▸ Requirements
Return every line of the records below verbatim, with no pictures in the copy.

───── Dataset rows

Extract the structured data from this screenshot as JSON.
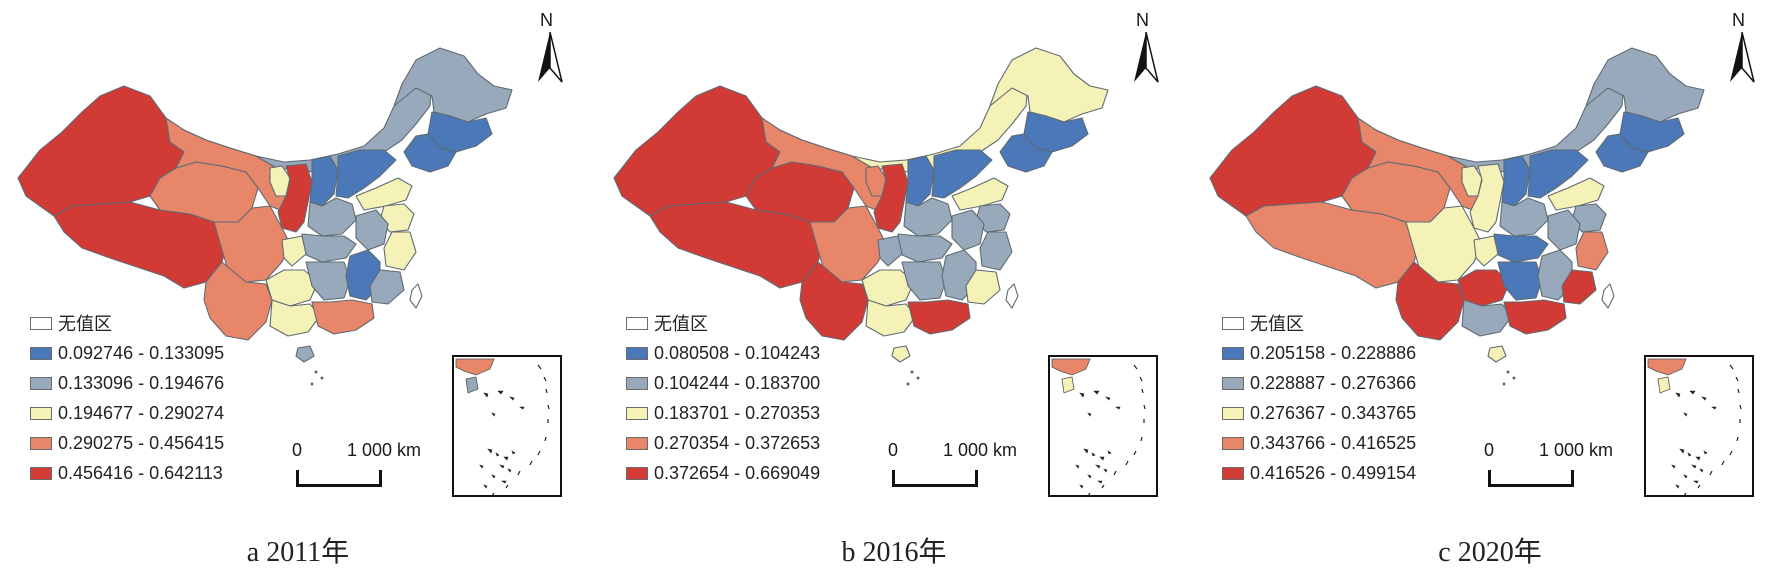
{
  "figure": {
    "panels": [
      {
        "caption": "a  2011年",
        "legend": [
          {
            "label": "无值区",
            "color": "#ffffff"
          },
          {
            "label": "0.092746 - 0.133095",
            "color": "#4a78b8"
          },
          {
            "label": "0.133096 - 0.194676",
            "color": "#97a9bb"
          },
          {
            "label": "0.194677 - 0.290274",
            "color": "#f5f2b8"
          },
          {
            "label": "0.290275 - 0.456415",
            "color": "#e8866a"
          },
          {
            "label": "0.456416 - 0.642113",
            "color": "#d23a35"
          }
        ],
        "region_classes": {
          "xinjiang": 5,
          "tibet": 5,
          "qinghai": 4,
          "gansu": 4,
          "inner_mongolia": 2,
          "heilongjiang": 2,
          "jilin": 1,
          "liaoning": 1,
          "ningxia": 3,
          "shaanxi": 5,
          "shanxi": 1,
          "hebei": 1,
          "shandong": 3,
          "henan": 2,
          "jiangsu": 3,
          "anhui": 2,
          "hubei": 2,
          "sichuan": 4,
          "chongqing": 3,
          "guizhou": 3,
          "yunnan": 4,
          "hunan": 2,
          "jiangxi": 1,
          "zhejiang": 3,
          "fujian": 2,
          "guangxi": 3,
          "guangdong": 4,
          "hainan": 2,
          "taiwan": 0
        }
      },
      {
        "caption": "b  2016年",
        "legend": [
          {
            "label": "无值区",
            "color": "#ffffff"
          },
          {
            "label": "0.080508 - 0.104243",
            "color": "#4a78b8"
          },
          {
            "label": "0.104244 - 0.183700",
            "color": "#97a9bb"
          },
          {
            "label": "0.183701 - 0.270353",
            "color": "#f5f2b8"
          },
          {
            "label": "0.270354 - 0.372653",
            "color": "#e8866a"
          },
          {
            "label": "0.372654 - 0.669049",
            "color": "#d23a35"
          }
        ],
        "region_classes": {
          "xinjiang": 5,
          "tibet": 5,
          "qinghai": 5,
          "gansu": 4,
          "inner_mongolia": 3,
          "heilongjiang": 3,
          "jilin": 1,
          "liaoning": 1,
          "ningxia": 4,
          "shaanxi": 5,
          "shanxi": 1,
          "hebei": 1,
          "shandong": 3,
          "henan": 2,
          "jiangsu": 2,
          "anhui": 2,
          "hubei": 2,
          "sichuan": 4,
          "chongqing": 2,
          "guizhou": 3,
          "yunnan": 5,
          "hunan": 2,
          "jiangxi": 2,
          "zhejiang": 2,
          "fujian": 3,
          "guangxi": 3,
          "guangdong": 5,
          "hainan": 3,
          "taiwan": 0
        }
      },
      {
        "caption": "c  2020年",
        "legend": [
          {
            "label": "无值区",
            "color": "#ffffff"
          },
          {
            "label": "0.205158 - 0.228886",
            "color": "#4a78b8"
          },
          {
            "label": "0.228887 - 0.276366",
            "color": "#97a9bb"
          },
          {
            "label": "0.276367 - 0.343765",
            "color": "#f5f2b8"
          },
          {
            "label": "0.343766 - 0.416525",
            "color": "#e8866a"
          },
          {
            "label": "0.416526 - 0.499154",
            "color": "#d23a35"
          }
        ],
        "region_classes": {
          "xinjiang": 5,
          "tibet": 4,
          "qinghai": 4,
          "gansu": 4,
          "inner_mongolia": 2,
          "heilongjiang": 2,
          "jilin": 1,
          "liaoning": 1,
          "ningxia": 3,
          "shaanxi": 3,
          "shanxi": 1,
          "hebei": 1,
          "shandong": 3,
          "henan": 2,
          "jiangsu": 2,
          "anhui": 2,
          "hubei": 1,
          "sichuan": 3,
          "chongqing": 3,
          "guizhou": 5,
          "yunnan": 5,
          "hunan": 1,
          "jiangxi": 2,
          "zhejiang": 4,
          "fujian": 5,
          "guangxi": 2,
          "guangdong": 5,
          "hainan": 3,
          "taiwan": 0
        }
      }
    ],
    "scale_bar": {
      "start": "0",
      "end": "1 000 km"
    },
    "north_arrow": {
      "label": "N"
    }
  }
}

──────────

▸ Response to the exercise
Extract the structured data from this screenshot as JSON.
{
  "figure": {
    "panels": [
      {
        "caption": "a  2011年",
        "legend": [
          {
            "label": "无值区",
            "color": "#ffffff"
          },
          {
            "label": "0.092746 - 0.133095",
            "color": "#4a78b8"
          },
          {
            "label": "0.133096 - 0.194676",
            "color": "#97a9bb"
          },
          {
            "label": "0.194677 - 0.290274",
            "color": "#f5f2b8"
          },
          {
            "label": "0.290275 - 0.456415",
            "color": "#e8866a"
          },
          {
            "label": "0.456416 - 0.642113",
            "color": "#d23a35"
          }
        ],
        "region_classes": {
          "xinjiang": 5,
          "tibet": 5,
          "qinghai": 4,
          "gansu": 4,
          "inner_mongolia": 2,
          "heilongjiang": 2,
          "jilin": 1,
          "liaoning": 1,
          "ningxia": 3,
          "shaanxi": 5,
          "shanxi": 1,
          "hebei": 1,
          "shandong": 3,
          "henan": 2,
          "jiangsu": 3,
          "anhui": 2,
          "hubei": 2,
          "sichuan": 4,
          "chongqing": 3,
          "guizhou": 3,
          "yunnan": 4,
          "hunan": 2,
          "jiangxi": 1,
          "zhejiang": 3,
          "fujian": 2,
          "guangxi": 3,
          "guangdong": 4,
          "hainan": 2,
          "taiwan": 0
        }
      },
      {
        "caption": "b  2016年",
        "legend": [
          {
            "label": "无值区",
            "color": "#ffffff"
          },
          {
            "label": "0.080508 - 0.104243",
            "color": "#4a78b8"
          },
          {
            "label": "0.104244 - 0.183700",
            "color": "#97a9bb"
          },
          {
            "label": "0.183701 - 0.270353",
            "color": "#f5f2b8"
          },
          {
            "label": "0.270354 - 0.372653",
            "color": "#e8866a"
          },
          {
            "label": "0.372654 - 0.669049",
            "color": "#d23a35"
          }
        ],
        "region_classes": {
          "xinjiang": 5,
          "tibet": 5,
          "qinghai": 5,
          "gansu": 4,
          "inner_mongolia": 3,
          "heilongjiang": 3,
          "jilin": 1,
          "liaoning": 1,
          "ningxia": 4,
          "shaanxi": 5,
          "shanxi": 1,
          "hebei": 1,
          "shandong": 3,
          "henan": 2,
          "jiangsu": 2,
          "anhui": 2,
          "hubei": 2,
          "sichuan": 4,
          "chongqing": 2,
          "guizhou": 3,
          "yunnan": 5,
          "hunan": 2,
          "jiangxi": 2,
          "zhejiang": 2,
          "fujian": 3,
          "guangxi": 3,
          "guangdong": 5,
          "hainan": 3,
          "taiwan": 0
        }
      },
      {
        "caption": "c  2020年",
        "legend": [
          {
            "label": "无值区",
            "color": "#ffffff"
          },
          {
            "label": "0.205158 - 0.228886",
            "color": "#4a78b8"
          },
          {
            "label": "0.228887 - 0.276366",
            "color": "#97a9bb"
          },
          {
            "label": "0.276367 - 0.343765",
            "color": "#f5f2b8"
          },
          {
            "label": "0.343766 - 0.416525",
            "color": "#e8866a"
          },
          {
            "label": "0.416526 - 0.499154",
            "color": "#d23a35"
          }
        ],
        "region_classes": {
          "xinjiang": 5,
          "tibet": 4,
          "qinghai": 4,
          "gansu": 4,
          "inner_mongolia": 2,
          "heilongjiang": 2,
          "jilin": 1,
          "liaoning": 1,
          "ningxia": 3,
          "shaanxi": 3,
          "shanxi": 1,
          "hebei": 1,
          "shandong": 3,
          "henan": 2,
          "jiangsu": 2,
          "anhui": 2,
          "hubei": 1,
          "sichuan": 3,
          "chongqing": 3,
          "guizhou": 5,
          "yunnan": 5,
          "hunan": 1,
          "jiangxi": 2,
          "zhejiang": 4,
          "fujian": 5,
          "guangxi": 2,
          "guangdong": 5,
          "hainan": 3,
          "taiwan": 0
        }
      }
    ],
    "scale_bar": {
      "start": "0",
      "end": "1 000 km"
    },
    "north_arrow": {
      "label": "N"
    }
  }
}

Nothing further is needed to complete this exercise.